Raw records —
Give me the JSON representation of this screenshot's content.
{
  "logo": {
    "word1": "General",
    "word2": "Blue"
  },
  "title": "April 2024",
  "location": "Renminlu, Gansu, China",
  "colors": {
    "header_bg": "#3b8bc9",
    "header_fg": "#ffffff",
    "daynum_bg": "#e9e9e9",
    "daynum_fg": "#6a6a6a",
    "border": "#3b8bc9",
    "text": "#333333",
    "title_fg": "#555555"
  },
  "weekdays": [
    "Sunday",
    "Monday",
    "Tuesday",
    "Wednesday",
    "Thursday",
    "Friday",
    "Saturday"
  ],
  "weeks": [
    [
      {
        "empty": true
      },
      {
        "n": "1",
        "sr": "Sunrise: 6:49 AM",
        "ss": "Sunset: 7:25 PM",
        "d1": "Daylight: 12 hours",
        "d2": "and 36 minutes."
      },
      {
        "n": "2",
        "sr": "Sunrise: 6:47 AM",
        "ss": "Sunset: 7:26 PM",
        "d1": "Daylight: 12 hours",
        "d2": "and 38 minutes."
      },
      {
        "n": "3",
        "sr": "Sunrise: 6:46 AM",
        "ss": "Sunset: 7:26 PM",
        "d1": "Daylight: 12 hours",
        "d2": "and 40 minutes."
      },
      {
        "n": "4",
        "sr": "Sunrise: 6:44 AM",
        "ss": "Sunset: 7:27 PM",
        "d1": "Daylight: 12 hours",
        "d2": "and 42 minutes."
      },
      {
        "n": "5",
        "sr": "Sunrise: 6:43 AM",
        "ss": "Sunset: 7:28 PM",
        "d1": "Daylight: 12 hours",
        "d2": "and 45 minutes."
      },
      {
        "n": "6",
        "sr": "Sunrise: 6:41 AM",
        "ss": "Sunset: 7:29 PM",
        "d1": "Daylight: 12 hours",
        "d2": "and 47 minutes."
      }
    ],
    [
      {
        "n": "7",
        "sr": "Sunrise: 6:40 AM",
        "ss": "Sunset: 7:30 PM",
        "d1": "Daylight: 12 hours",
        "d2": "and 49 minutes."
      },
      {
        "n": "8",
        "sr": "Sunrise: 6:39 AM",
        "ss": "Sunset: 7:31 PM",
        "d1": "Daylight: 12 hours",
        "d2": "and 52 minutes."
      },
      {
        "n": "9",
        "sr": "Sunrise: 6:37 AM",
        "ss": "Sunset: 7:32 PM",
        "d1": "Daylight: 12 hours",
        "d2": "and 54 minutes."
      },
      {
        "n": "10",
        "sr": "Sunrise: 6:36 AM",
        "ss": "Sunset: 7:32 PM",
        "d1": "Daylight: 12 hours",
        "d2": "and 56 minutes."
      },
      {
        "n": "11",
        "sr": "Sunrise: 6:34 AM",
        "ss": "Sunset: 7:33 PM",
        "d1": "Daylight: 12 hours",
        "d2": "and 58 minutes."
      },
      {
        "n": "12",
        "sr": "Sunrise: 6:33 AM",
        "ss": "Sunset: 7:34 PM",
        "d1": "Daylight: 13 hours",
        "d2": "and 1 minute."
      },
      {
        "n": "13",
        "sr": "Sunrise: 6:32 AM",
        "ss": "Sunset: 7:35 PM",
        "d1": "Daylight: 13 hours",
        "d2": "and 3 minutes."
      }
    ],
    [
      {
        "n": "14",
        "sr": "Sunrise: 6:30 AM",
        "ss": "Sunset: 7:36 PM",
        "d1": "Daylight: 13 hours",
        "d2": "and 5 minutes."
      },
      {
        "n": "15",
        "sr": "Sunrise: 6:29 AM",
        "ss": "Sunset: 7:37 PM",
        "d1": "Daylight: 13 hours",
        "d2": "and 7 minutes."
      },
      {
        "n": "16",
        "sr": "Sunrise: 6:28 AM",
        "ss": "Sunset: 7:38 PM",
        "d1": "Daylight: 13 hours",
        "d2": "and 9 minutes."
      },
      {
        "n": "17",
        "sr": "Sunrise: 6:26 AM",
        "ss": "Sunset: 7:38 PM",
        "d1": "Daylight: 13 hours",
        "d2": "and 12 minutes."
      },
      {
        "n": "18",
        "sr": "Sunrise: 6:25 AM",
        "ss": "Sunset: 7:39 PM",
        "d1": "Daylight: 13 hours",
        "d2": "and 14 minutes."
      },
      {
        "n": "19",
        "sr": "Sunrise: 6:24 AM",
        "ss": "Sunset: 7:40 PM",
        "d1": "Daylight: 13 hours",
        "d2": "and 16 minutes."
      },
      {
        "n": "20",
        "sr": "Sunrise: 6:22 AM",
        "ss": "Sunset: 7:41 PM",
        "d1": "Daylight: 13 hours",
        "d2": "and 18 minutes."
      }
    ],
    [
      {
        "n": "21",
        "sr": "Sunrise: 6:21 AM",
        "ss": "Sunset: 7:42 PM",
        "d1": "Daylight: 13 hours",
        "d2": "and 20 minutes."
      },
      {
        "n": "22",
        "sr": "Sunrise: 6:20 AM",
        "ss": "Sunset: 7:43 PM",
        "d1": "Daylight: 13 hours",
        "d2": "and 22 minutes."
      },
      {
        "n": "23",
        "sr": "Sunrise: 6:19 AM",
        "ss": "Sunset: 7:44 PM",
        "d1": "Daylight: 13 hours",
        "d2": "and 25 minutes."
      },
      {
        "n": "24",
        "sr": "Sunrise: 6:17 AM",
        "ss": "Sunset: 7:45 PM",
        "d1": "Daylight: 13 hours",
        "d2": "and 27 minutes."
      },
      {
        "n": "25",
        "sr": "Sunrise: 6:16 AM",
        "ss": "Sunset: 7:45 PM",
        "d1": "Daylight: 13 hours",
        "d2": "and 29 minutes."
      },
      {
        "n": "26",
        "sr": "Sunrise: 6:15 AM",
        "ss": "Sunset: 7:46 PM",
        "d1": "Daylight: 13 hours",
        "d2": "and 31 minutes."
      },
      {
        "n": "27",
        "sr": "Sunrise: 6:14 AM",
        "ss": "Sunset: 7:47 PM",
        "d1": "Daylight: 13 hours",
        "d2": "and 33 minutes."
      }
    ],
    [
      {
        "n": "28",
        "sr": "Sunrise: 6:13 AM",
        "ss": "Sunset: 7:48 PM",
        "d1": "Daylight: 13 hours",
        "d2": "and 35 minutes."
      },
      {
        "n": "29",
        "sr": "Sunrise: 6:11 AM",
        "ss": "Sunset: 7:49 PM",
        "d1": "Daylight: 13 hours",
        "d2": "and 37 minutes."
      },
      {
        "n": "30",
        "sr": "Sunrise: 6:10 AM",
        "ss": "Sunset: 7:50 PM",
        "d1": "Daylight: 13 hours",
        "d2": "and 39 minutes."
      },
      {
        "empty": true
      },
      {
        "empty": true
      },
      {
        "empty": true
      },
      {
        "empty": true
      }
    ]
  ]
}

Problem to work on — Retype the whole listing, matching it exactly.

Solution to this exercise —
Give me the JSON representation of this screenshot's content.
{
  "logo": {
    "word1": "General",
    "word2": "Blue"
  },
  "title": "April 2024",
  "location": "Renminlu, Gansu, China",
  "colors": {
    "header_bg": "#3b8bc9",
    "header_fg": "#ffffff",
    "daynum_bg": "#e9e9e9",
    "daynum_fg": "#6a6a6a",
    "border": "#3b8bc9",
    "text": "#333333",
    "title_fg": "#555555"
  },
  "weekdays": [
    "Sunday",
    "Monday",
    "Tuesday",
    "Wednesday",
    "Thursday",
    "Friday",
    "Saturday"
  ],
  "weeks": [
    [
      {
        "empty": true
      },
      {
        "n": "1",
        "sr": "Sunrise: 6:49 AM",
        "ss": "Sunset: 7:25 PM",
        "d1": "Daylight: 12 hours",
        "d2": "and 36 minutes."
      },
      {
        "n": "2",
        "sr": "Sunrise: 6:47 AM",
        "ss": "Sunset: 7:26 PM",
        "d1": "Daylight: 12 hours",
        "d2": "and 38 minutes."
      },
      {
        "n": "3",
        "sr": "Sunrise: 6:46 AM",
        "ss": "Sunset: 7:26 PM",
        "d1": "Daylight: 12 hours",
        "d2": "and 40 minutes."
      },
      {
        "n": "4",
        "sr": "Sunrise: 6:44 AM",
        "ss": "Sunset: 7:27 PM",
        "d1": "Daylight: 12 hours",
        "d2": "and 42 minutes."
      },
      {
        "n": "5",
        "sr": "Sunrise: 6:43 AM",
        "ss": "Sunset: 7:28 PM",
        "d1": "Daylight: 12 hours",
        "d2": "and 45 minutes."
      },
      {
        "n": "6",
        "sr": "Sunrise: 6:41 AM",
        "ss": "Sunset: 7:29 PM",
        "d1": "Daylight: 12 hours",
        "d2": "and 47 minutes."
      }
    ],
    [
      {
        "n": "7",
        "sr": "Sunrise: 6:40 AM",
        "ss": "Sunset: 7:30 PM",
        "d1": "Daylight: 12 hours",
        "d2": "and 49 minutes."
      },
      {
        "n": "8",
        "sr": "Sunrise: 6:39 AM",
        "ss": "Sunset: 7:31 PM",
        "d1": "Daylight: 12 hours",
        "d2": "and 52 minutes."
      },
      {
        "n": "9",
        "sr": "Sunrise: 6:37 AM",
        "ss": "Sunset: 7:32 PM",
        "d1": "Daylight: 12 hours",
        "d2": "and 54 minutes."
      },
      {
        "n": "10",
        "sr": "Sunrise: 6:36 AM",
        "ss": "Sunset: 7:32 PM",
        "d1": "Daylight: 12 hours",
        "d2": "and 56 minutes."
      },
      {
        "n": "11",
        "sr": "Sunrise: 6:34 AM",
        "ss": "Sunset: 7:33 PM",
        "d1": "Daylight: 12 hours",
        "d2": "and 58 minutes."
      },
      {
        "n": "12",
        "sr": "Sunrise: 6:33 AM",
        "ss": "Sunset: 7:34 PM",
        "d1": "Daylight: 13 hours",
        "d2": "and 1 minute."
      },
      {
        "n": "13",
        "sr": "Sunrise: 6:32 AM",
        "ss": "Sunset: 7:35 PM",
        "d1": "Daylight: 13 hours",
        "d2": "and 3 minutes."
      }
    ],
    [
      {
        "n": "14",
        "sr": "Sunrise: 6:30 AM",
        "ss": "Sunset: 7:36 PM",
        "d1": "Daylight: 13 hours",
        "d2": "and 5 minutes."
      },
      {
        "n": "15",
        "sr": "Sunrise: 6:29 AM",
        "ss": "Sunset: 7:37 PM",
        "d1": "Daylight: 13 hours",
        "d2": "and 7 minutes."
      },
      {
        "n": "16",
        "sr": "Sunrise: 6:28 AM",
        "ss": "Sunset: 7:38 PM",
        "d1": "Daylight: 13 hours",
        "d2": "and 9 minutes."
      },
      {
        "n": "17",
        "sr": "Sunrise: 6:26 AM",
        "ss": "Sunset: 7:38 PM",
        "d1": "Daylight: 13 hours",
        "d2": "and 12 minutes."
      },
      {
        "n": "18",
        "sr": "Sunrise: 6:25 AM",
        "ss": "Sunset: 7:39 PM",
        "d1": "Daylight: 13 hours",
        "d2": "and 14 minutes."
      },
      {
        "n": "19",
        "sr": "Sunrise: 6:24 AM",
        "ss": "Sunset: 7:40 PM",
        "d1": "Daylight: 13 hours",
        "d2": "and 16 minutes."
      },
      {
        "n": "20",
        "sr": "Sunrise: 6:22 AM",
        "ss": "Sunset: 7:41 PM",
        "d1": "Daylight: 13 hours",
        "d2": "and 18 minutes."
      }
    ],
    [
      {
        "n": "21",
        "sr": "Sunrise: 6:21 AM",
        "ss": "Sunset: 7:42 PM",
        "d1": "Daylight: 13 hours",
        "d2": "and 20 minutes."
      },
      {
        "n": "22",
        "sr": "Sunrise: 6:20 AM",
        "ss": "Sunset: 7:43 PM",
        "d1": "Daylight: 13 hours",
        "d2": "and 22 minutes."
      },
      {
        "n": "23",
        "sr": "Sunrise: 6:19 AM",
        "ss": "Sunset: 7:44 PM",
        "d1": "Daylight: 13 hours",
        "d2": "and 25 minutes."
      },
      {
        "n": "24",
        "sr": "Sunrise: 6:17 AM",
        "ss": "Sunset: 7:45 PM",
        "d1": "Daylight: 13 hours",
        "d2": "and 27 minutes."
      },
      {
        "n": "25",
        "sr": "Sunrise: 6:16 AM",
        "ss": "Sunset: 7:45 PM",
        "d1": "Daylight: 13 hours",
        "d2": "and 29 minutes."
      },
      {
        "n": "26",
        "sr": "Sunrise: 6:15 AM",
        "ss": "Sunset: 7:46 PM",
        "d1": "Daylight: 13 hours",
        "d2": "and 31 minutes."
      },
      {
        "n": "27",
        "sr": "Sunrise: 6:14 AM",
        "ss": "Sunset: 7:47 PM",
        "d1": "Daylight: 13 hours",
        "d2": "and 33 minutes."
      }
    ],
    [
      {
        "n": "28",
        "sr": "Sunrise: 6:13 AM",
        "ss": "Sunset: 7:48 PM",
        "d1": "Daylight: 13 hours",
        "d2": "and 35 minutes."
      },
      {
        "n": "29",
        "sr": "Sunrise: 6:11 AM",
        "ss": "Sunset: 7:49 PM",
        "d1": "Daylight: 13 hours",
        "d2": "and 37 minutes."
      },
      {
        "n": "30",
        "sr": "Sunrise: 6:10 AM",
        "ss": "Sunset: 7:50 PM",
        "d1": "Daylight: 13 hours",
        "d2": "and 39 minutes."
      },
      {
        "empty": true
      },
      {
        "empty": true
      },
      {
        "empty": true
      },
      {
        "empty": true
      }
    ]
  ]
}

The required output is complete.